What you should do:
Identify every line in the records below that contains the word "title", and reproduce each one.

————

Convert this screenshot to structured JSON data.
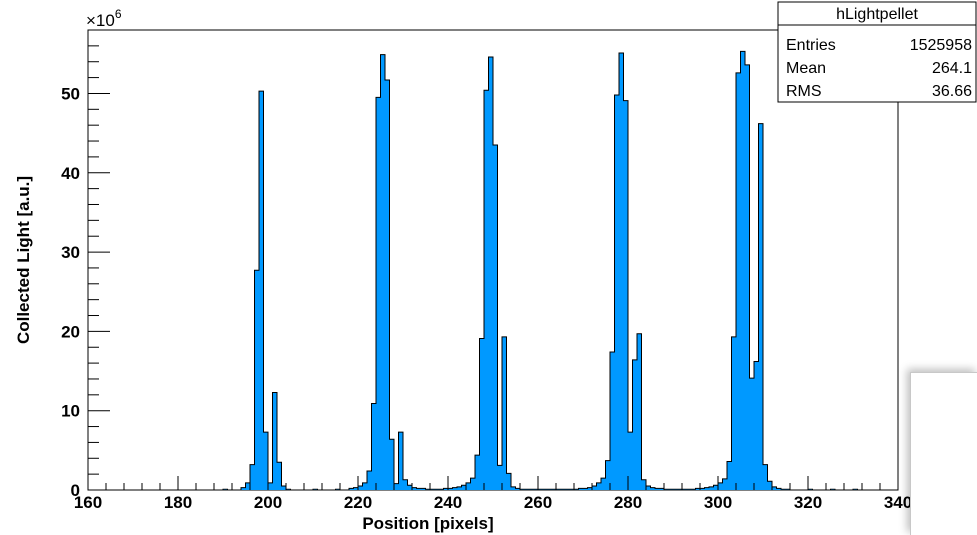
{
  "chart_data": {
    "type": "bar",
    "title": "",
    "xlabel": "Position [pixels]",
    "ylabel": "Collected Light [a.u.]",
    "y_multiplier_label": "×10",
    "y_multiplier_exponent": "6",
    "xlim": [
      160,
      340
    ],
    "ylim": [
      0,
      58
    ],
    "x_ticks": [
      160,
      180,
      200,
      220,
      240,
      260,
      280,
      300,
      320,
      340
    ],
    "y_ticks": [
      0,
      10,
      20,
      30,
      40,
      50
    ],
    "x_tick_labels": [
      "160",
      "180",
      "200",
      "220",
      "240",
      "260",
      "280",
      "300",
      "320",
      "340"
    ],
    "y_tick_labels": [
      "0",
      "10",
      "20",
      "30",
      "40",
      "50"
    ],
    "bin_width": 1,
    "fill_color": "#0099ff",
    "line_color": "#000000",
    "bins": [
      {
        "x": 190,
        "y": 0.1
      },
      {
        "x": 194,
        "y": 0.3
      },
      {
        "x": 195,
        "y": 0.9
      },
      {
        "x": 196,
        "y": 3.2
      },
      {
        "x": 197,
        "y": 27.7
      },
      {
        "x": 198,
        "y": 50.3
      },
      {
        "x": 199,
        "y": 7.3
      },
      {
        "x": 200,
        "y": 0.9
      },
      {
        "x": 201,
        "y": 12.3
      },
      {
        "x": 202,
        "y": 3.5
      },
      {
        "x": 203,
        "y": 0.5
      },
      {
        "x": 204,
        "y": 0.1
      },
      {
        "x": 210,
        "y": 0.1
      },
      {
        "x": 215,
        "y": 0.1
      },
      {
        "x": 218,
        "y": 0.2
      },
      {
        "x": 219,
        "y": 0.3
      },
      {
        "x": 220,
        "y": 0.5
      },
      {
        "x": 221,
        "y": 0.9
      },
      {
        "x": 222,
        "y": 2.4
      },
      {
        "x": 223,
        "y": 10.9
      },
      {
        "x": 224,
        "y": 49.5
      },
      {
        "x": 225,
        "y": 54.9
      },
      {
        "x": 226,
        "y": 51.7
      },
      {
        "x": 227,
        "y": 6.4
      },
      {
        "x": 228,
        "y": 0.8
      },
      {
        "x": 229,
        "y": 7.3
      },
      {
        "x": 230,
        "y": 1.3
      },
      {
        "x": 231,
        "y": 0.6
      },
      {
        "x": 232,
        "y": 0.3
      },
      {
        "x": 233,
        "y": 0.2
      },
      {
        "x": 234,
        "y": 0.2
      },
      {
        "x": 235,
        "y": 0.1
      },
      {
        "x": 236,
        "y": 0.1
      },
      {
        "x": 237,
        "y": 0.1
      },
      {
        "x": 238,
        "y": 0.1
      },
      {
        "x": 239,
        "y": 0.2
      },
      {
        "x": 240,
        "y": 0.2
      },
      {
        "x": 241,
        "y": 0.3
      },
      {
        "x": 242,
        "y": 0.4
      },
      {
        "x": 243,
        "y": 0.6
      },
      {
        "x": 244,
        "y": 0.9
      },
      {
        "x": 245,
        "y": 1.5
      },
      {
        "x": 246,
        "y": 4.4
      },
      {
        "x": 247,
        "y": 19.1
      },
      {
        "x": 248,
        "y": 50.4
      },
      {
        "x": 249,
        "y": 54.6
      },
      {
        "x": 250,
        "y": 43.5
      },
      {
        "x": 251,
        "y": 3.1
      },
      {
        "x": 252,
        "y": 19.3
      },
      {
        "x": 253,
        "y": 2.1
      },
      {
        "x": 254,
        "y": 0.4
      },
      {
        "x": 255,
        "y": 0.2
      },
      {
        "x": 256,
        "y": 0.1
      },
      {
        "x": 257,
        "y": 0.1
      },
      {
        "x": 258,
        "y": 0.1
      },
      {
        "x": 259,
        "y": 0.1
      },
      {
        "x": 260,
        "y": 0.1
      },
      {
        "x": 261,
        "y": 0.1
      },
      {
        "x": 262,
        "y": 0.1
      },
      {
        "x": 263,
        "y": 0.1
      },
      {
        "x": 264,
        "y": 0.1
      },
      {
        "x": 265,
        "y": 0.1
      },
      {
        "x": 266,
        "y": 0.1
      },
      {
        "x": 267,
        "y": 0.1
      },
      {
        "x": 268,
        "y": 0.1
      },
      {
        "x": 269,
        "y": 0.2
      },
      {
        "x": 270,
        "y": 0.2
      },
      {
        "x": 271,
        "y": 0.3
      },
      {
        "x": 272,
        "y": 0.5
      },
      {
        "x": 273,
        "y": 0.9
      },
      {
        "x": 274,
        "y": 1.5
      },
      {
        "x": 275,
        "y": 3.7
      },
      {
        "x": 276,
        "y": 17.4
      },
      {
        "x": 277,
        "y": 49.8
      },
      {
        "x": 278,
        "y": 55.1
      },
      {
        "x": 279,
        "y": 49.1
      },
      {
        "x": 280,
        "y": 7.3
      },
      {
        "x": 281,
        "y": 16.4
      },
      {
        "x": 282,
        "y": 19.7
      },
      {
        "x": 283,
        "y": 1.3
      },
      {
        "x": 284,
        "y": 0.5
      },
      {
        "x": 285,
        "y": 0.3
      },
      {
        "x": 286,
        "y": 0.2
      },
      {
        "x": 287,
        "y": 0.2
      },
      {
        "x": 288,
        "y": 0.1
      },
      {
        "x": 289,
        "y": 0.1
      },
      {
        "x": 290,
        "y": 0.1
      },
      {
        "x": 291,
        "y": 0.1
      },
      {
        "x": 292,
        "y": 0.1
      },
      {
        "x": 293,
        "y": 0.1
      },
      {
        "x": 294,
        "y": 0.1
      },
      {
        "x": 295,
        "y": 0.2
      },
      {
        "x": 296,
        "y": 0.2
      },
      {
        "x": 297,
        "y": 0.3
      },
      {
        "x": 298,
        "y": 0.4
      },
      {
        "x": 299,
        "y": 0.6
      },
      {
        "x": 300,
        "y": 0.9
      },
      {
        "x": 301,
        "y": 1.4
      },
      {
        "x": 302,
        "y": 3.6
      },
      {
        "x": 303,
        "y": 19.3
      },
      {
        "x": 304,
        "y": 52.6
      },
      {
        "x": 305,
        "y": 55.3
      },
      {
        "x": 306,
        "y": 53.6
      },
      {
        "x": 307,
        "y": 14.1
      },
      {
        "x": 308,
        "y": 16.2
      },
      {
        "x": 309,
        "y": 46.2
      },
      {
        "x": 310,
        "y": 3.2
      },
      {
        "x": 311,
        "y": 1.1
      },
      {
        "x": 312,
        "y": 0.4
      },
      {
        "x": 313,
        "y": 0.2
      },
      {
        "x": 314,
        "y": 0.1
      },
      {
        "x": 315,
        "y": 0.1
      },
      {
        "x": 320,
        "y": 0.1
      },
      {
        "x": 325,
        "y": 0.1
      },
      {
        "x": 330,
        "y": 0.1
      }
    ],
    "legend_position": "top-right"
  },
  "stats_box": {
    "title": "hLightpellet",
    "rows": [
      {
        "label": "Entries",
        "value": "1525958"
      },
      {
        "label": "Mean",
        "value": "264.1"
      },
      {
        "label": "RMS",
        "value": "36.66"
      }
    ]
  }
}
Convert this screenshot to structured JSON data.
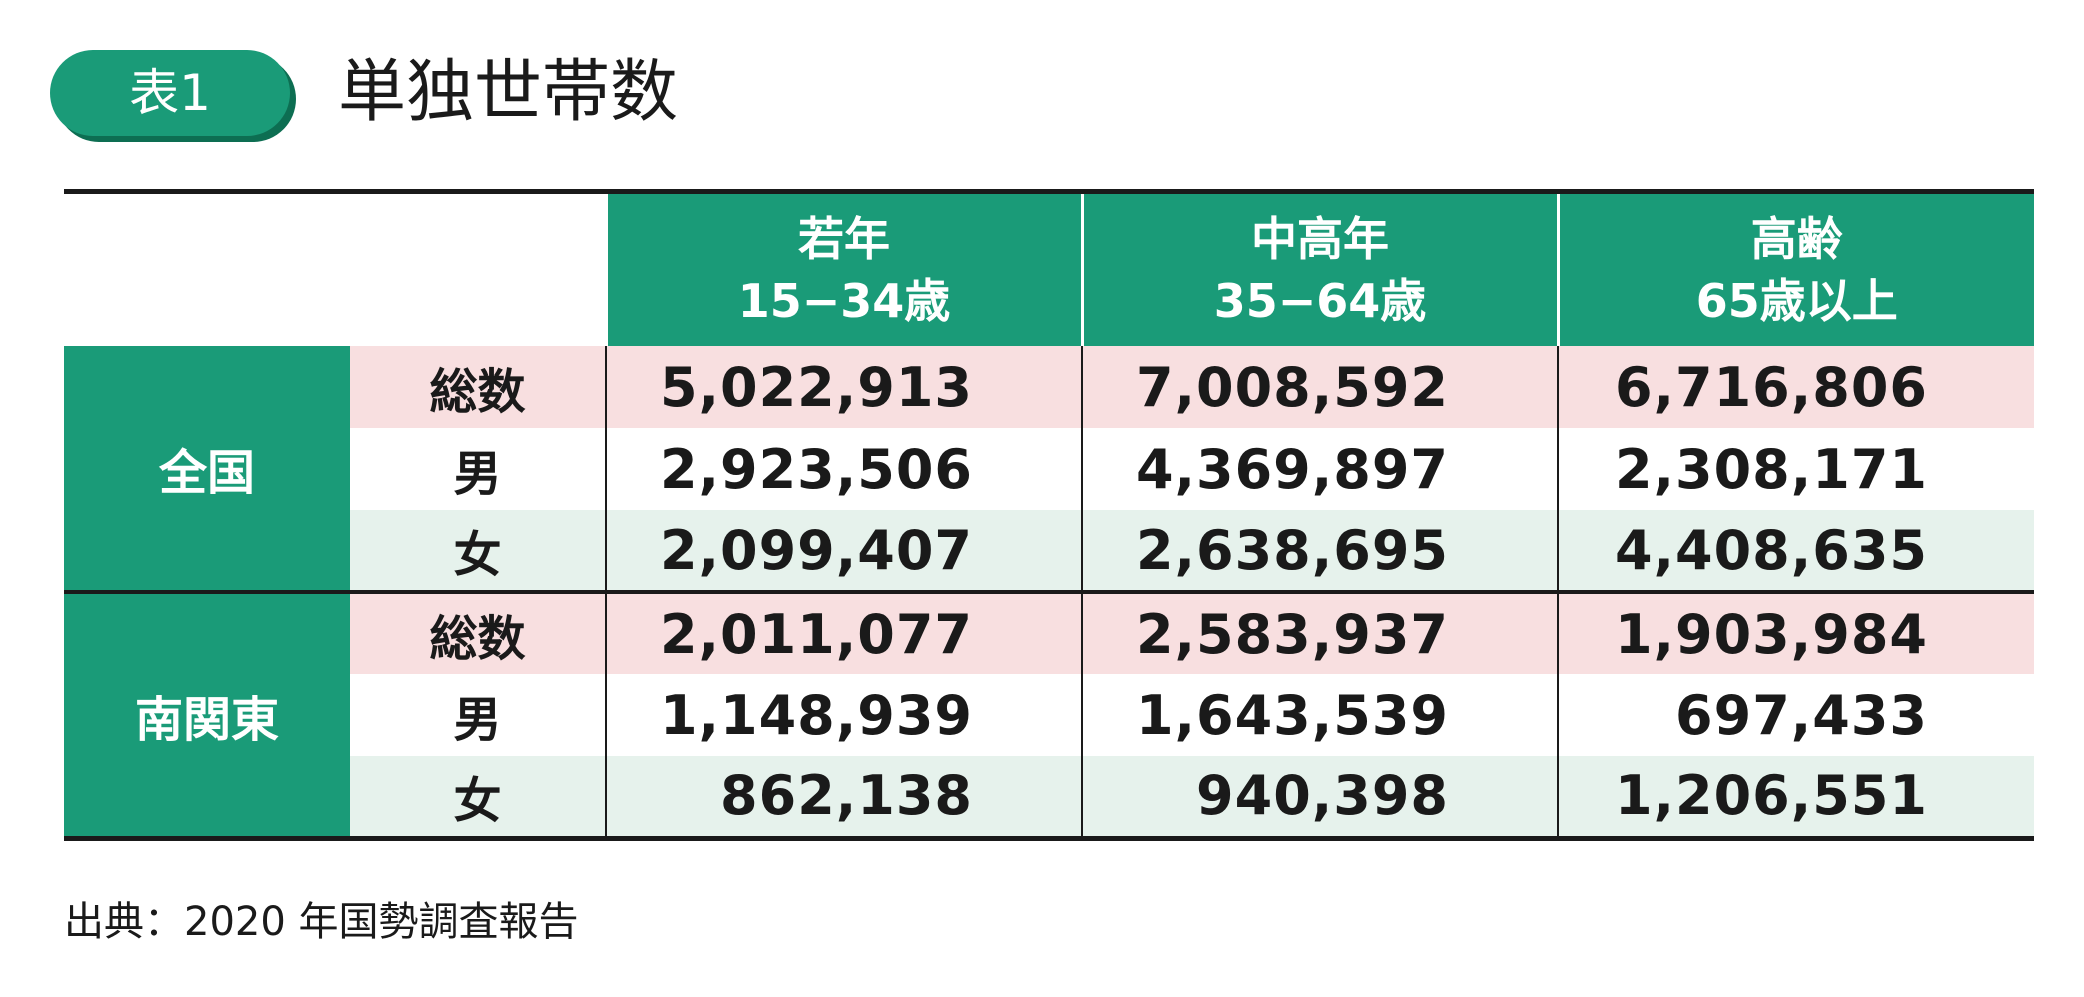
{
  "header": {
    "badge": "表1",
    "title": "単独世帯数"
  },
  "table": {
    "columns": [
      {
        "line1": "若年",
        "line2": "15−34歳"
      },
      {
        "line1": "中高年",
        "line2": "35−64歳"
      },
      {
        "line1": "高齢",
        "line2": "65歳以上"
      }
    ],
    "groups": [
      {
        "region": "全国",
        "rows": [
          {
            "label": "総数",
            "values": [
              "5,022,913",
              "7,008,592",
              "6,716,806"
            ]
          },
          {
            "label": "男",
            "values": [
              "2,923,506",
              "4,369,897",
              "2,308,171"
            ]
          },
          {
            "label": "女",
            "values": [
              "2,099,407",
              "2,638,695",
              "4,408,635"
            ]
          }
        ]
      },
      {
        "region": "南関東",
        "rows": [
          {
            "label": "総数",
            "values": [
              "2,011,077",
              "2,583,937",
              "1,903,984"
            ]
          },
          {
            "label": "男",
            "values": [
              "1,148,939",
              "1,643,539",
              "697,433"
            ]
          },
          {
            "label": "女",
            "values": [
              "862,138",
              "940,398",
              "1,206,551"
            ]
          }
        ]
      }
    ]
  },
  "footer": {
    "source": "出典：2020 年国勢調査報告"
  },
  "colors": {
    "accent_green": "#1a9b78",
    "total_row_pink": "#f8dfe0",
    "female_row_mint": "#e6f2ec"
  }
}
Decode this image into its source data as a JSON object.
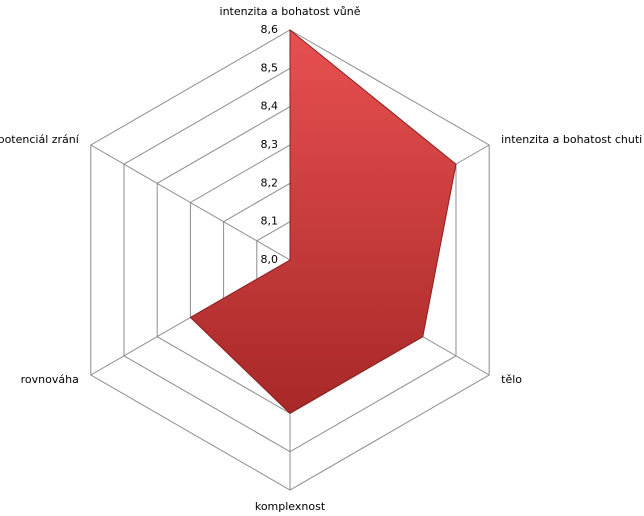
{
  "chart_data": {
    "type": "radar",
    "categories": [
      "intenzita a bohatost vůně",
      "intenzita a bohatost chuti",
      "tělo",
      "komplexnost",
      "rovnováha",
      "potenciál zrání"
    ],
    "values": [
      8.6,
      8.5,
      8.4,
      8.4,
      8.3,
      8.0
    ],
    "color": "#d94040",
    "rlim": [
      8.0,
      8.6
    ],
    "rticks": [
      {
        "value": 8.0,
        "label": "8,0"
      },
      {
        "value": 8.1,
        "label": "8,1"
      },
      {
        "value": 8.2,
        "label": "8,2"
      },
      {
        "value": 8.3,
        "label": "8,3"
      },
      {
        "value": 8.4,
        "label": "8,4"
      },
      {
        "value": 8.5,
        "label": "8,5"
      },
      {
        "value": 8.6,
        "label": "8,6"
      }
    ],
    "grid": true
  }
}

————

Written answer:
    "title": "",
    "title": "hLightpellet",
    "title": "単独世帯数"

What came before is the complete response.